Problem description:
Check each line of the material below for "extremt" and copy those where it appears.

START The data

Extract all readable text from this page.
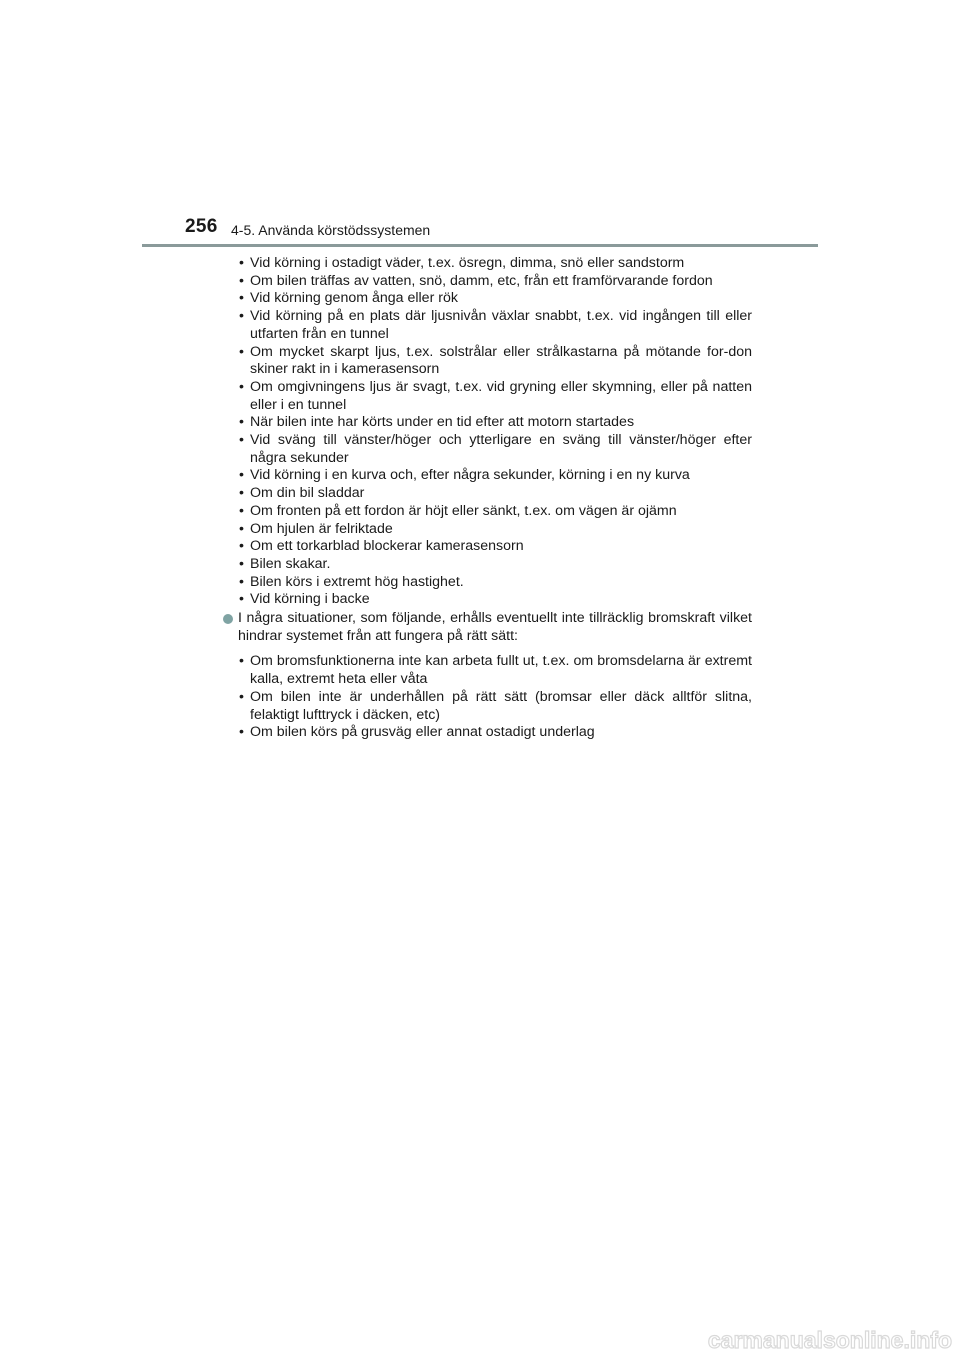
256 4-5. Använda körstödssystemen
• Vid körning i ostadigt väder, t.ex. ösregn, dimma, snö eller sandstorm
• Om bilen träffas av vatten, snö, damm, etc, från ett framförvarande fordon
• Vid körning genom ånga eller rök
• Vid körning på en plats där ljusnivån växlar snabbt, t.ex. vid ingången till eller utfarten från en tunnel
• Om mycket skarpt ljus, t.ex. solstrålar eller strålkastarna på mötande for-don skiner rakt in i kamerasensorn
• Om omgivningens ljus är svagt, t.ex. vid gryning eller skymning, eller på natten eller i en tunnel
• När bilen inte har körts under en tid efter att motorn startades
• Vid sväng till vänster/höger och ytterligare en sväng till vänster/höger efter några sekunder
• Vid körning i en kurva och, efter några sekunder, körning i en ny kurva
• Om din bil sladdar
• Om fronten på ett fordon är höjt eller sänkt, t.ex. om vägen är ojämn
• Om hjulen är felriktade
• Om ett torkarblad blockerar kamerasensorn
• Bilen skakar.
• Bilen körs i extremt hög hastighet.
• Vid körning i backe
I några situationer, som följande, erhålls eventuellt inte tillräcklig bromskraft vilket hindrar systemet från att fungera på rätt sätt:
• Om bromsfunktionerna inte kan arbeta fullt ut, t.ex. om bromsdelarna är extremt kalla, extremt heta eller våta
• Om bilen inte är underhållen på rätt sätt (bromsar eller däck alltför slitna, felaktigt lufttryck i däcken, etc)
• Om bilen körs på grusväg eller annat ostadigt underlag
carmanualsonline.info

END The data

Written solution:
• Bilen körs i extremt hög hastighet.
• Om bromsfunktionerna inte kan arbeta fullt ut, t.ex. om bromsdelarna är extremt kalla, extremt heta eller våta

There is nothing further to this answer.